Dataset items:
....................
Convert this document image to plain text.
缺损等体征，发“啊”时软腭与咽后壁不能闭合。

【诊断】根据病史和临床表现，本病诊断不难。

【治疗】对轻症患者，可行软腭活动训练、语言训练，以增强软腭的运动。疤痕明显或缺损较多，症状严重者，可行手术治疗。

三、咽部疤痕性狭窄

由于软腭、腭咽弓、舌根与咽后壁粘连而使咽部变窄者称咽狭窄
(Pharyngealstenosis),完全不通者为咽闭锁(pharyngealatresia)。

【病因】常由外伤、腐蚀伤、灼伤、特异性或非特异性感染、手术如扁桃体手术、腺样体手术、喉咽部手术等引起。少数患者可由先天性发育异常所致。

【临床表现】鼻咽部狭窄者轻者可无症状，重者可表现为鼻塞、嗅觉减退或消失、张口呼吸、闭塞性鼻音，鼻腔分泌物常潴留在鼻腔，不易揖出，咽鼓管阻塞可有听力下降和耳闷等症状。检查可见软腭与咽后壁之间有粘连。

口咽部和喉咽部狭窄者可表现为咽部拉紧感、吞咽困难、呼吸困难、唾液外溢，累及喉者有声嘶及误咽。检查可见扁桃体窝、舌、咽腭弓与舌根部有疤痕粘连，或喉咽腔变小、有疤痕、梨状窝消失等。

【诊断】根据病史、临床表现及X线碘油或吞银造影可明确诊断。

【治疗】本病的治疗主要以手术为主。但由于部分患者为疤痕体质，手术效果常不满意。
....................
WHAT IS EXPECTED: Repeat the material from above exactly, word for word.

WORKED ANSWER:
Convert this document image to plain text.
缺损等体征，发“啊”时软腭与咽后壁不能闭合。

【诊断】根据病史和临床表现，本病诊断不难。

【治疗】对轻症患者，可行软腭活动训练、语言训练，以增强软腭的运动。疤痕明显或缺损较多，症状严重者，可行手术治疗。

三、咽部疤痕性狭窄

由于软腭、腭咽弓、舌根与咽后壁粘连而使咽部变窄者称咽狭窄
(Pharyngealstenosis),完全不通者为咽闭锁(pharyngealatresia)。

【病因】常由外伤、腐蚀伤、灼伤、特异性或非特异性感染、手术如扁桃体手术、腺样体手术、喉咽部手术等引起。少数患者可由先天性发育异常所致。

【临床表现】鼻咽部狭窄者轻者可无症状，重者可表现为鼻塞、嗅觉减退或消失、张口呼吸、闭塞性鼻音，鼻腔分泌物常潴留在鼻腔，不易揖出，咽鼓管阻塞可有听力下降和耳闷等症状。检查可见软腭与咽后壁之间有粘连。

口咽部和喉咽部狭窄者可表现为咽部拉紧感、吞咽困难、呼吸困难、唾液外溢，累及喉者有声嘶及误咽。检查可见扁桃体窝、舌、咽腭弓与舌根部有疤痕粘连，或喉咽腔变小、有疤痕、梨状窝消失等。

【诊断】根据病史、临床表现及X线碘油或吞银造影可明确诊断。

【治疗】本病的治疗主要以手术为主。但由于部分患者为疤痕体质，手术效果常不满意。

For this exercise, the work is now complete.